▶ [REQUIRED WORK]: Report how many lines contain the word "What"; answer with the number only.

Saved entries:
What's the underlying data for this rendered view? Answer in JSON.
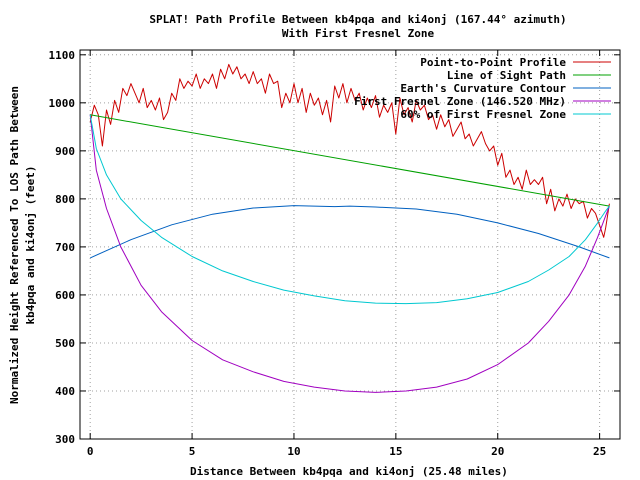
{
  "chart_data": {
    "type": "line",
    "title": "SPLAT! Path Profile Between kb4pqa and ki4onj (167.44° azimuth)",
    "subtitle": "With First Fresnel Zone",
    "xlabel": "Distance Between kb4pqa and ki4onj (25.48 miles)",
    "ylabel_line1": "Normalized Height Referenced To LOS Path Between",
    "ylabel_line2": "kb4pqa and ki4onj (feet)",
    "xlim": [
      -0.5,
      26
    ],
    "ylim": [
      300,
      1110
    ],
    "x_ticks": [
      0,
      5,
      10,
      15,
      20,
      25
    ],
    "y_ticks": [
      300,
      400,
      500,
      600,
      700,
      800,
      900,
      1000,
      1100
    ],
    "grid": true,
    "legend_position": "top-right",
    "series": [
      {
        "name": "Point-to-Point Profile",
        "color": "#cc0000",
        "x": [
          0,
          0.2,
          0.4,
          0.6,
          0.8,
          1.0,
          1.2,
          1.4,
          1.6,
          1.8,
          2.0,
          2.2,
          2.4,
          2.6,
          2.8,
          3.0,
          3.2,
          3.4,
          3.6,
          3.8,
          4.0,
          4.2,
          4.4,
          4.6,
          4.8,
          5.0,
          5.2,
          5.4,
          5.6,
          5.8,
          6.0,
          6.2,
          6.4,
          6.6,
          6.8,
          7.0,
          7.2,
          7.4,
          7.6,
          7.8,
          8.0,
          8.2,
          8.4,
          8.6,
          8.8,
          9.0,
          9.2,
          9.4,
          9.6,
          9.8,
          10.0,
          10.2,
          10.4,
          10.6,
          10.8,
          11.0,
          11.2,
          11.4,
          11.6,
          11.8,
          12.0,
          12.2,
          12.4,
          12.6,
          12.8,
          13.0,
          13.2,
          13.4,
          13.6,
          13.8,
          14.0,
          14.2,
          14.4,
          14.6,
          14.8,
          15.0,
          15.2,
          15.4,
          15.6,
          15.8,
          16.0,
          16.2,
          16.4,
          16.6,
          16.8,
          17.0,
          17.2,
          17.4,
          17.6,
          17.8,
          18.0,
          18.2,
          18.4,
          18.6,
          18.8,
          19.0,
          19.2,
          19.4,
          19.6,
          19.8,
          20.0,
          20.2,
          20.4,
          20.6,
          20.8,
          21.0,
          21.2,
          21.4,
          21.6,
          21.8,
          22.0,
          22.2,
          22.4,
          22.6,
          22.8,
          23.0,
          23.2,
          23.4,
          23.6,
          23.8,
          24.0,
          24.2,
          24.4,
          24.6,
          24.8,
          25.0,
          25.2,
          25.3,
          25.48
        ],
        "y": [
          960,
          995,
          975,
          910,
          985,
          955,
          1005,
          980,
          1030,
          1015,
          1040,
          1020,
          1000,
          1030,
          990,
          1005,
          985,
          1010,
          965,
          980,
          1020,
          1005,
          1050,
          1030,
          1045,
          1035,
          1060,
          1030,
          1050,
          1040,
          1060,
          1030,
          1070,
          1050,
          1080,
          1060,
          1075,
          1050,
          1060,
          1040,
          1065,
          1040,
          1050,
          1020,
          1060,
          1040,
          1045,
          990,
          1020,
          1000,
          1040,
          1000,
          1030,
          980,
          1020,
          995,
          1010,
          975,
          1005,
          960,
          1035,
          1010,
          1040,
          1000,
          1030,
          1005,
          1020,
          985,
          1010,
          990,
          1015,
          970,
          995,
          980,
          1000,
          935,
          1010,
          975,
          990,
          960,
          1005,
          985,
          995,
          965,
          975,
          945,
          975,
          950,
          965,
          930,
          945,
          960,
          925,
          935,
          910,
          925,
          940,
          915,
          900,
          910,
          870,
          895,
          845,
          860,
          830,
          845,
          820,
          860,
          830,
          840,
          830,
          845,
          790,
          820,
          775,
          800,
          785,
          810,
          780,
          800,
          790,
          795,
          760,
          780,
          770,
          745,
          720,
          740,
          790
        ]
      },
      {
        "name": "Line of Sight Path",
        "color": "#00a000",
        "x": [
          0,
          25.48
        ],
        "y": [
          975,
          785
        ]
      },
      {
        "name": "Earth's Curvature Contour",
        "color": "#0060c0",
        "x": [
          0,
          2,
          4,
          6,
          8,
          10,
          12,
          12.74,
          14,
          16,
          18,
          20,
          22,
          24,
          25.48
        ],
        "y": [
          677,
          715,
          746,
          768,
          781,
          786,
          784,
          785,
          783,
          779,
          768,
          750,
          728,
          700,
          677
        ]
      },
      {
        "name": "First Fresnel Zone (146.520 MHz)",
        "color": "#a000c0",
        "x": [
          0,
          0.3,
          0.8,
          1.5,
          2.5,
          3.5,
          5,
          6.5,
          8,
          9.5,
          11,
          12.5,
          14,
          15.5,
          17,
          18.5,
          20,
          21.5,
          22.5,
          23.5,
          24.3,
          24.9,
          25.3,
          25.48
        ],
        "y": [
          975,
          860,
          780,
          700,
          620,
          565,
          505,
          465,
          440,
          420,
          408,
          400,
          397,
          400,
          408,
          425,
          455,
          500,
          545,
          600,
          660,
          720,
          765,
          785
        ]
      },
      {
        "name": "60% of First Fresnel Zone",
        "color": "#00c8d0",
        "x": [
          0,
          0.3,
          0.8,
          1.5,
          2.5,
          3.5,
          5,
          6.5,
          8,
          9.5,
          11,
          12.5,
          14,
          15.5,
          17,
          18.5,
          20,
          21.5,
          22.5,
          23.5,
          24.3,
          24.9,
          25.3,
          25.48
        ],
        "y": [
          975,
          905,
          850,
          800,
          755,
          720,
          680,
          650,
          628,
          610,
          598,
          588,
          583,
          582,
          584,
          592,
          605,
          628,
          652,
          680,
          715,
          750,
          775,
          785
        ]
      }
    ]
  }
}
--
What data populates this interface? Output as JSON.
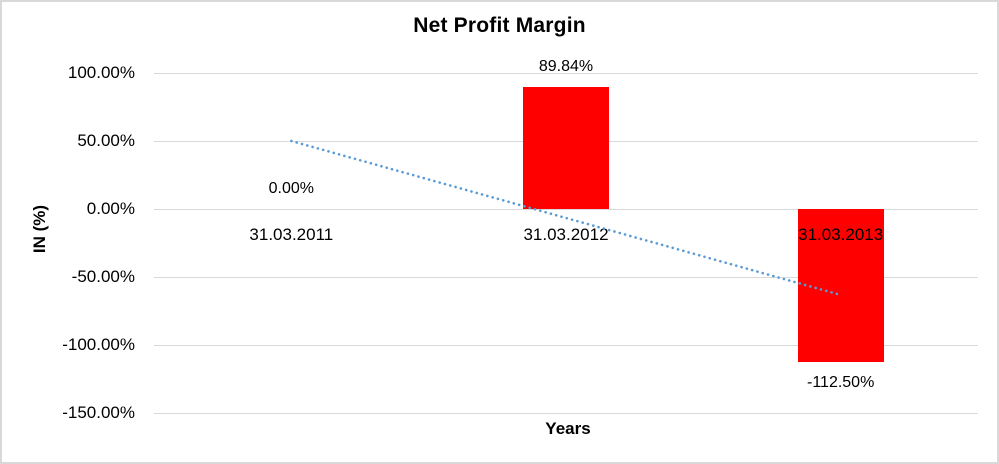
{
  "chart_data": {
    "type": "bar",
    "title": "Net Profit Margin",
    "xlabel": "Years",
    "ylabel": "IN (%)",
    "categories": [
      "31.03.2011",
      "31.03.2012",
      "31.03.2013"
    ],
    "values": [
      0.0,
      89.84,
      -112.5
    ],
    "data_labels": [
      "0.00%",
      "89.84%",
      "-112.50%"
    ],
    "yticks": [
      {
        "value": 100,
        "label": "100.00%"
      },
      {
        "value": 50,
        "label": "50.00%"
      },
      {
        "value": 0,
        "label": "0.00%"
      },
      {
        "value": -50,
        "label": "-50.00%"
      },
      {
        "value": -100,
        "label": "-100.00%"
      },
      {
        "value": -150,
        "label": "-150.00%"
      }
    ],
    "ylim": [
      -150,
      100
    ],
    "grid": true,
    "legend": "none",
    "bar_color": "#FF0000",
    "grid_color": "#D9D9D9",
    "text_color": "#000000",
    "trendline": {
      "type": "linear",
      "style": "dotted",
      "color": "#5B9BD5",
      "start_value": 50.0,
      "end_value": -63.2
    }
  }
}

▶ [EXERCISE ANSWER]: 2